##### Фрагмент текста #####
Во тьме первоназваний

Nov 28, 2022 02:42

Ольга Балла-Гертман

Во тьме первоназваний

(Предисловие к книге: Арман Комаров. Нерчь и зáречь . - М.: ЛитГОСТ, 2022)




Тончайше чувствующий органику и пластику языка, Арман Комаров в своих собранных в эту книгу стихах идёт прежде всего от звука, от его гуда и гула, чуток к его смыслоносному, смыслопорождающему потенциалу. Он не просто внимателен к самой звуковой материи речи, к её самоценности и пластичности, - он работает с ней активно и дерзко. Разбирает, расщепляет, расшатывает бывшее прежде цельным («гу… / б-бы», «Д-душа», «крича - ча-ча-ть»), растрёпывает сплетающие её волокна.
##### Раздел данных #####
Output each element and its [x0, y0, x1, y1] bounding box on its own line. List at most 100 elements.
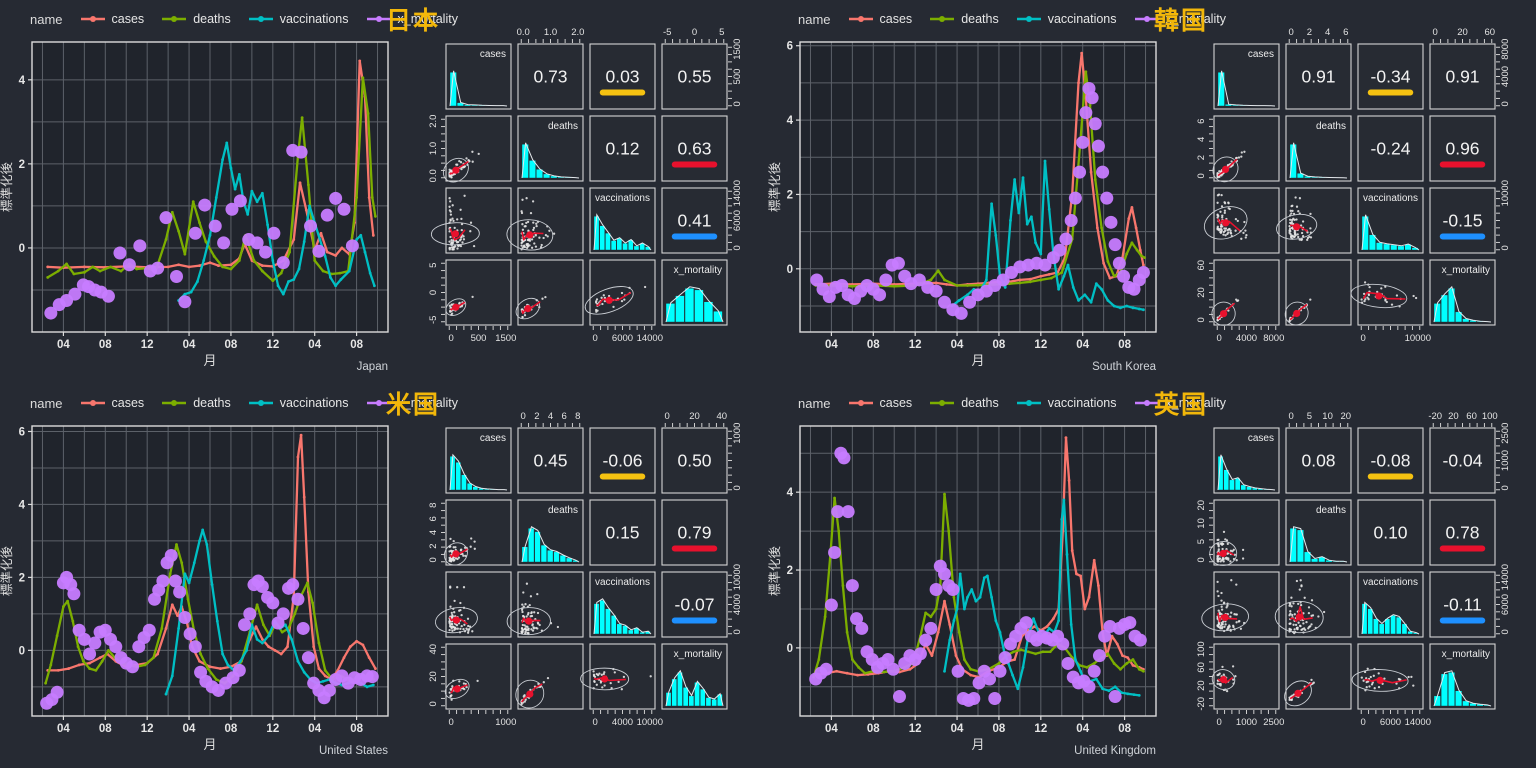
#####
• **Задание**: Перепишите фрагмент предисловия начиная со слов «(Предисловие к книге: Арман» вплоть до слов «сплетающие её волокна.» включительно, заменив «звука» на «голоса».

• **Результат выполнения**:
(Предисловие к книге: Арман Комаров. Нерчь и зáречь . - М.: ЛитГОСТ, 2022)




Тончайше чувствующий органику и пластику языка, Арман Комаров в своих собранных в эту книгу стихах идёт прежде всего от голоса, от его гуда и гула, чуток к его смыслоносному, смыслопорождающему потенциалу. Он не просто внимателен к самой звуковой материи речи, к её самоценности и пластичности, - он работает с ней активно и дерзко. Разбирает, расщепляет, расшатывает бывшее прежде цельным («гу… / б-бы», «Д-душа», «крича - ча-ча-ть»), растрёпывает сплетающие её волокна.